Figure collection entries
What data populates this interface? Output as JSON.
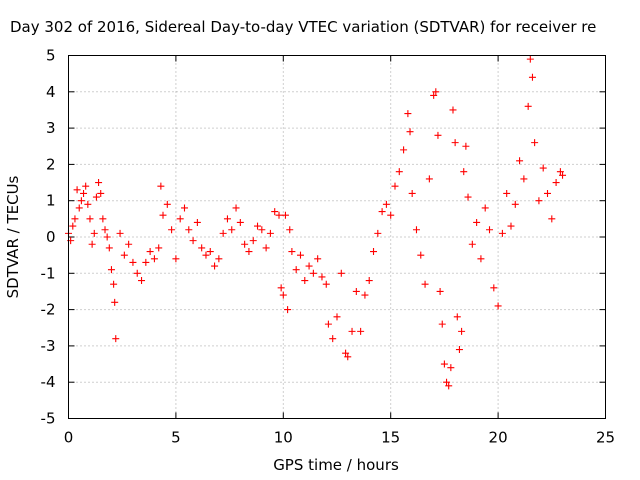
{
  "chart_data": {
    "type": "scatter",
    "title": "Day 302 of 2016, Sidereal Day-to-day VTEC variation (SDTVAR) for receiver re",
    "xlabel": "GPS time / hours",
    "ylabel": "SDTVAR / TECUs",
    "xlim": [
      0,
      25
    ],
    "ylim": [
      -5,
      5
    ],
    "xticks": [
      "0",
      "5",
      "10",
      "15",
      "20",
      "25"
    ],
    "yticks": [
      "5",
      "4",
      "3",
      "2",
      "1",
      "0",
      "-1",
      "-2",
      "-3",
      "-4",
      "-5"
    ],
    "grid": true,
    "marker": "+",
    "color": "#ff0000",
    "series": [
      {
        "name": "SDTVAR",
        "points": [
          [
            0.0,
            0.1
          ],
          [
            0.1,
            -0.1
          ],
          [
            0.2,
            0.3
          ],
          [
            0.3,
            0.5
          ],
          [
            0.4,
            1.3
          ],
          [
            0.5,
            0.8
          ],
          [
            0.6,
            1.0
          ],
          [
            0.7,
            1.2
          ],
          [
            0.8,
            1.4
          ],
          [
            0.9,
            0.9
          ],
          [
            1.0,
            0.5
          ],
          [
            1.1,
            -0.2
          ],
          [
            1.2,
            0.1
          ],
          [
            1.3,
            1.1
          ],
          [
            1.4,
            1.5
          ],
          [
            1.5,
            1.2
          ],
          [
            1.6,
            0.5
          ],
          [
            1.7,
            0.2
          ],
          [
            1.8,
            0.0
          ],
          [
            1.9,
            -0.3
          ],
          [
            2.0,
            -0.9
          ],
          [
            2.1,
            -1.3
          ],
          [
            2.15,
            -1.8
          ],
          [
            2.2,
            -2.8
          ],
          [
            2.4,
            0.1
          ],
          [
            2.6,
            -0.5
          ],
          [
            2.8,
            -0.2
          ],
          [
            3.0,
            -0.7
          ],
          [
            3.2,
            -1.0
          ],
          [
            3.4,
            -1.2
          ],
          [
            3.6,
            -0.7
          ],
          [
            3.8,
            -0.4
          ],
          [
            4.0,
            -0.6
          ],
          [
            4.2,
            -0.3
          ],
          [
            4.3,
            1.4
          ],
          [
            4.4,
            0.6
          ],
          [
            4.6,
            0.9
          ],
          [
            4.8,
            0.2
          ],
          [
            5.0,
            -0.6
          ],
          [
            5.2,
            0.5
          ],
          [
            5.4,
            0.8
          ],
          [
            5.6,
            0.2
          ],
          [
            5.8,
            -0.1
          ],
          [
            6.0,
            0.4
          ],
          [
            6.2,
            -0.3
          ],
          [
            6.4,
            -0.5
          ],
          [
            6.6,
            -0.4
          ],
          [
            6.8,
            -0.8
          ],
          [
            7.0,
            -0.6
          ],
          [
            7.2,
            0.1
          ],
          [
            7.4,
            0.5
          ],
          [
            7.6,
            0.2
          ],
          [
            7.8,
            0.8
          ],
          [
            8.0,
            0.4
          ],
          [
            8.2,
            -0.2
          ],
          [
            8.4,
            -0.4
          ],
          [
            8.6,
            -0.1
          ],
          [
            8.8,
            0.3
          ],
          [
            9.0,
            0.2
          ],
          [
            9.2,
            -0.3
          ],
          [
            9.4,
            0.1
          ],
          [
            9.6,
            0.7
          ],
          [
            9.8,
            0.6
          ],
          [
            9.9,
            -1.4
          ],
          [
            10.0,
            -1.6
          ],
          [
            10.1,
            0.6
          ],
          [
            10.2,
            -2.0
          ],
          [
            10.3,
            0.2
          ],
          [
            10.4,
            -0.4
          ],
          [
            10.6,
            -0.9
          ],
          [
            10.8,
            -0.5
          ],
          [
            11.0,
            -1.2
          ],
          [
            11.2,
            -0.8
          ],
          [
            11.4,
            -1.0
          ],
          [
            11.6,
            -0.6
          ],
          [
            11.8,
            -1.1
          ],
          [
            12.0,
            -1.3
          ],
          [
            12.1,
            -2.4
          ],
          [
            12.3,
            -2.8
          ],
          [
            12.5,
            -2.2
          ],
          [
            12.7,
            -1.0
          ],
          [
            12.9,
            -3.2
          ],
          [
            13.0,
            -3.3
          ],
          [
            13.2,
            -2.6
          ],
          [
            13.4,
            -1.5
          ],
          [
            13.6,
            -2.6
          ],
          [
            13.8,
            -1.6
          ],
          [
            14.0,
            -1.2
          ],
          [
            14.2,
            -0.4
          ],
          [
            14.4,
            0.1
          ],
          [
            14.6,
            0.7
          ],
          [
            14.8,
            0.9
          ],
          [
            15.0,
            0.6
          ],
          [
            15.2,
            1.4
          ],
          [
            15.4,
            1.8
          ],
          [
            15.6,
            2.4
          ],
          [
            15.8,
            3.4
          ],
          [
            15.9,
            2.9
          ],
          [
            16.0,
            1.2
          ],
          [
            16.2,
            0.2
          ],
          [
            16.4,
            -0.5
          ],
          [
            16.6,
            -1.3
          ],
          [
            16.8,
            1.6
          ],
          [
            17.0,
            3.9
          ],
          [
            17.1,
            4.0
          ],
          [
            17.2,
            2.8
          ],
          [
            17.3,
            -1.5
          ],
          [
            17.4,
            -2.4
          ],
          [
            17.5,
            -3.5
          ],
          [
            17.6,
            -4.0
          ],
          [
            17.7,
            -4.1
          ],
          [
            17.8,
            -3.6
          ],
          [
            17.9,
            3.5
          ],
          [
            18.0,
            2.6
          ],
          [
            18.1,
            -2.2
          ],
          [
            18.2,
            -3.1
          ],
          [
            18.3,
            -2.6
          ],
          [
            18.4,
            1.8
          ],
          [
            18.5,
            2.5
          ],
          [
            18.6,
            1.1
          ],
          [
            18.8,
            -0.2
          ],
          [
            19.0,
            0.4
          ],
          [
            19.2,
            -0.6
          ],
          [
            19.4,
            0.8
          ],
          [
            19.6,
            0.2
          ],
          [
            19.8,
            -1.4
          ],
          [
            20.0,
            -1.9
          ],
          [
            20.2,
            0.1
          ],
          [
            20.4,
            1.2
          ],
          [
            20.6,
            0.3
          ],
          [
            20.8,
            0.9
          ],
          [
            21.0,
            2.1
          ],
          [
            21.2,
            1.6
          ],
          [
            21.4,
            3.6
          ],
          [
            21.5,
            4.9
          ],
          [
            21.6,
            4.4
          ],
          [
            21.7,
            2.6
          ],
          [
            21.9,
            1.0
          ],
          [
            22.1,
            1.9
          ],
          [
            22.3,
            1.2
          ],
          [
            22.5,
            0.5
          ],
          [
            22.7,
            1.5
          ],
          [
            22.9,
            1.8
          ],
          [
            23.0,
            1.7
          ]
        ]
      }
    ]
  }
}
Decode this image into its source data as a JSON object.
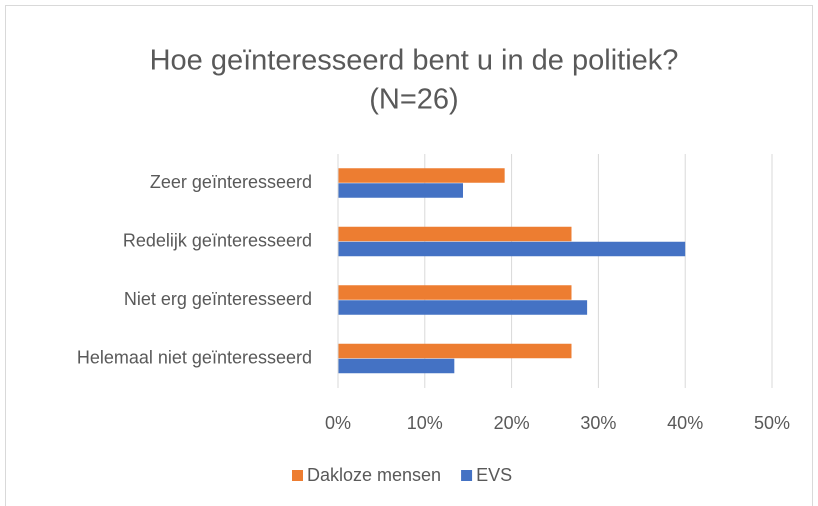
{
  "chart_data": {
    "type": "bar",
    "orientation": "horizontal",
    "title": [
      "Hoe geïnteresseerd bent u in de politiek?",
      "(N=26)"
    ],
    "categories": [
      "Zeer geïnteresseerd",
      "Redelijk geïnteresseerd",
      "Niet erg geïnteresseerd",
      "Helemaal niet geïnteresseerd"
    ],
    "series": [
      {
        "name": "Dakloze mensen",
        "color": "#ed7d31",
        "values": [
          19.2,
          26.9,
          26.9,
          26.9
        ]
      },
      {
        "name": "EVS",
        "color": "#4472c4",
        "values": [
          14.4,
          40,
          28.7,
          13.4
        ]
      }
    ],
    "xlim": [
      0,
      50
    ],
    "xticks": [
      {
        "value": 0,
        "label": "0%"
      },
      {
        "value": 10,
        "label": "10%"
      },
      {
        "value": 20,
        "label": "20%"
      },
      {
        "value": 30,
        "label": "30%"
      },
      {
        "value": 40,
        "label": "40%"
      },
      {
        "value": 50,
        "label": "50%"
      }
    ],
    "grid": true,
    "legend": "bottom"
  }
}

YOUR OBJECTIVE:
Across the records above, count the lines holding "color" and reply with that number alone.

FULL SOLUTION:
3